Dataset records:
⟨
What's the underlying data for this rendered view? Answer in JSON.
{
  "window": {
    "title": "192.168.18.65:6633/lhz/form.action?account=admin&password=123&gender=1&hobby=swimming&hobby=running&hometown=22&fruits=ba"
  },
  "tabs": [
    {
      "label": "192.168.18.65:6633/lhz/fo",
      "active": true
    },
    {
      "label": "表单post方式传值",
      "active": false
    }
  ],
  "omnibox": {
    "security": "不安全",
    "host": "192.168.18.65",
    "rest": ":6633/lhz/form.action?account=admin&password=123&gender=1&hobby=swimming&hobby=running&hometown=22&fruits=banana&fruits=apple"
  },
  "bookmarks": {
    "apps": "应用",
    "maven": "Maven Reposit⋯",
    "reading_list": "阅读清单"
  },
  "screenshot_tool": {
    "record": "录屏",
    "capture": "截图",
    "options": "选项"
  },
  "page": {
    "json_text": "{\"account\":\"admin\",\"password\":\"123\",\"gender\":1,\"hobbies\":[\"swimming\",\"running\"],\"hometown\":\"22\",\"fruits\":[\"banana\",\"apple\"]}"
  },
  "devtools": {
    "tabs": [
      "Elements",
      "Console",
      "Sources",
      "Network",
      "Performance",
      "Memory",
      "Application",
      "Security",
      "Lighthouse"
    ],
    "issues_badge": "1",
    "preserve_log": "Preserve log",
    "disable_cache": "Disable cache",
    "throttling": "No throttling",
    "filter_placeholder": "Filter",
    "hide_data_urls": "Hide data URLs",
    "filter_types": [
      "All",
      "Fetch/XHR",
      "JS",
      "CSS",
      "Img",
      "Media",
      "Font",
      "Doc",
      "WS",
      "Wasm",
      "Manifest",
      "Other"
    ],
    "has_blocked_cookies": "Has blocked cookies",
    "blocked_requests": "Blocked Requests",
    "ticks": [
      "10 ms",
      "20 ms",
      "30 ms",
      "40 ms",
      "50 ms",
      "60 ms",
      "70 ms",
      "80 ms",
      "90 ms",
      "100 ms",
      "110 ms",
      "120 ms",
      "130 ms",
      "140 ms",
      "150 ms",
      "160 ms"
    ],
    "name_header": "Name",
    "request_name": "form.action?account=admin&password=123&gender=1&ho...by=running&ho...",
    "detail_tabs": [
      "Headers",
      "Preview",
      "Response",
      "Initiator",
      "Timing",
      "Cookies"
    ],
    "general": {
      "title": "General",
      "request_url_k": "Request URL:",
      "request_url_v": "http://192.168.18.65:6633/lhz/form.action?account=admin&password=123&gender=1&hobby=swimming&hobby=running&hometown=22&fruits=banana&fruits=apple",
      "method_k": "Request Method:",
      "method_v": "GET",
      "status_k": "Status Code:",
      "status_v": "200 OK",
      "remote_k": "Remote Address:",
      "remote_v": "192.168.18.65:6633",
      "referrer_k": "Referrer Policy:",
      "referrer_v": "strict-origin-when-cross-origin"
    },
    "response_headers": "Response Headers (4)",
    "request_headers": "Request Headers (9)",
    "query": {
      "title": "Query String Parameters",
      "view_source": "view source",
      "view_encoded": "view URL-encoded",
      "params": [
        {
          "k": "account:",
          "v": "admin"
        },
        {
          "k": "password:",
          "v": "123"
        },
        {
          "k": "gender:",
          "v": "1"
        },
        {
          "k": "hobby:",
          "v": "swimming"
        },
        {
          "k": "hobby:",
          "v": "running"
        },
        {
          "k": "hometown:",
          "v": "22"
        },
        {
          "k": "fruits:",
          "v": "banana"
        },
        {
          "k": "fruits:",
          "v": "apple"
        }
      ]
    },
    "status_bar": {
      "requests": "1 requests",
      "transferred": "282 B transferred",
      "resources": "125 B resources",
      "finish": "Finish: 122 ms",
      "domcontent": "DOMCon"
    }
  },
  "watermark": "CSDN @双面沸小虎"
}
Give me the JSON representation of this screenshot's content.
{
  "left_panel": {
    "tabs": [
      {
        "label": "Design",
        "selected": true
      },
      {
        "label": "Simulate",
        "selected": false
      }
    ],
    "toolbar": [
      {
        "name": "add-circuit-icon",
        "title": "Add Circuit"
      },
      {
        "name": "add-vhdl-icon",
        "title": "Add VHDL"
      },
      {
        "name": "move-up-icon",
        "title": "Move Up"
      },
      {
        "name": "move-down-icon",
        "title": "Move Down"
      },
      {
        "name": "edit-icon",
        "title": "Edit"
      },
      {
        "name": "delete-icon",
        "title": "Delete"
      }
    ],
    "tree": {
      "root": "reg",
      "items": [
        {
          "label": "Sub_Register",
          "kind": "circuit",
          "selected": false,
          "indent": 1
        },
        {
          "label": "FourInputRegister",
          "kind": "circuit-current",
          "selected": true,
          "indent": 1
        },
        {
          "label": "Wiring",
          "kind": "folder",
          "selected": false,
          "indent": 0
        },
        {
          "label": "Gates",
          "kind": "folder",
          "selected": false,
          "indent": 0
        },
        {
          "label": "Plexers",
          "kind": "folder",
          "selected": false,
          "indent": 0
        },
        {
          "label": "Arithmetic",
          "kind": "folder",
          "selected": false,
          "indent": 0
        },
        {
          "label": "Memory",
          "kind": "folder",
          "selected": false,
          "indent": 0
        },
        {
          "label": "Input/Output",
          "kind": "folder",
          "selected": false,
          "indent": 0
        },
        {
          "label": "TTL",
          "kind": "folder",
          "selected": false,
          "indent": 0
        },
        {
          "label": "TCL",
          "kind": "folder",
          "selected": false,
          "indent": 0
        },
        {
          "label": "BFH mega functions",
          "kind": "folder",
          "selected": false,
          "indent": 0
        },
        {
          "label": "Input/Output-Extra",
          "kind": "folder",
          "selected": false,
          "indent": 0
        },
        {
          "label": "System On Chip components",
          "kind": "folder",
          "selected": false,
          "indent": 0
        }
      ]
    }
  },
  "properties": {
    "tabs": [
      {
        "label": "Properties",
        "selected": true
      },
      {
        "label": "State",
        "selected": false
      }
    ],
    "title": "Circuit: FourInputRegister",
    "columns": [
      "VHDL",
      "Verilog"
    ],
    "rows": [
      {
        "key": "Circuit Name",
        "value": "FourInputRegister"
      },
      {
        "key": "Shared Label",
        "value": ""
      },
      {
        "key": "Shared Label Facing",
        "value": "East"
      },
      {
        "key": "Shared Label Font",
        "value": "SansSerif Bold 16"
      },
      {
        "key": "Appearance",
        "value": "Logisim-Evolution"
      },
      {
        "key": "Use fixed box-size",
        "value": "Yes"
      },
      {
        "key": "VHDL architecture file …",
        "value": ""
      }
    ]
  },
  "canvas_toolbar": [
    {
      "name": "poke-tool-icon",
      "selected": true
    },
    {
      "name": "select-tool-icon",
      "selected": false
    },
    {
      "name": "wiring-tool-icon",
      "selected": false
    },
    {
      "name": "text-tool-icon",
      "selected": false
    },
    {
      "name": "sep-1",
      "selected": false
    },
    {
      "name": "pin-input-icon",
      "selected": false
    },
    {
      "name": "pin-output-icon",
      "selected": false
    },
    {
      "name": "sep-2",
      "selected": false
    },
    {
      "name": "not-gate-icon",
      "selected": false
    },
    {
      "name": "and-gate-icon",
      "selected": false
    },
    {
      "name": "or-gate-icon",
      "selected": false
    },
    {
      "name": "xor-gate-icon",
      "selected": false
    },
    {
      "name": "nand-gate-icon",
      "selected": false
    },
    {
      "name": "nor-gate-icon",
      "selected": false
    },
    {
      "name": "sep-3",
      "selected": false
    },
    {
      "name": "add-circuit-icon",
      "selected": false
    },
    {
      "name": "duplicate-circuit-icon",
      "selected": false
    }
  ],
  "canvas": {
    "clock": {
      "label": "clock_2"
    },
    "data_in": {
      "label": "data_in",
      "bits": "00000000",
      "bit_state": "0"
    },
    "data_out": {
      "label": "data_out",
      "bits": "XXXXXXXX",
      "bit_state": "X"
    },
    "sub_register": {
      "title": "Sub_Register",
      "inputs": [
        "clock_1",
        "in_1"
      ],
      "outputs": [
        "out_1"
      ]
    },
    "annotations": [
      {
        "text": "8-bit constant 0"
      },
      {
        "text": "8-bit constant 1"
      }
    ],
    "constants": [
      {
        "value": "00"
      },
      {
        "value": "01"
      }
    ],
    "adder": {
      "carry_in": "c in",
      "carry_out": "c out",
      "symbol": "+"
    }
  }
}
⟩
__What you need to do__.
Copy all lines of the material above where the string "title" occurs.

__Solution to the exercise__.
    "title": "192.168.18.65:6633/lhz/form.action?account=admin&password=123&gender=1&hobby=swimming&hobby=running&hometown=22&fruits=ba"
      "title": "General",
      "title": "Query String Parameters",
        "title": "Add Circuit"
        "title": "Add VHDL"
        "title": "Move Up"
        "title": "Move Down"
        "title": "Edit"
        "title": "Delete"
    "title": "Circuit: FourInputRegister",
      "title": "Sub_Register",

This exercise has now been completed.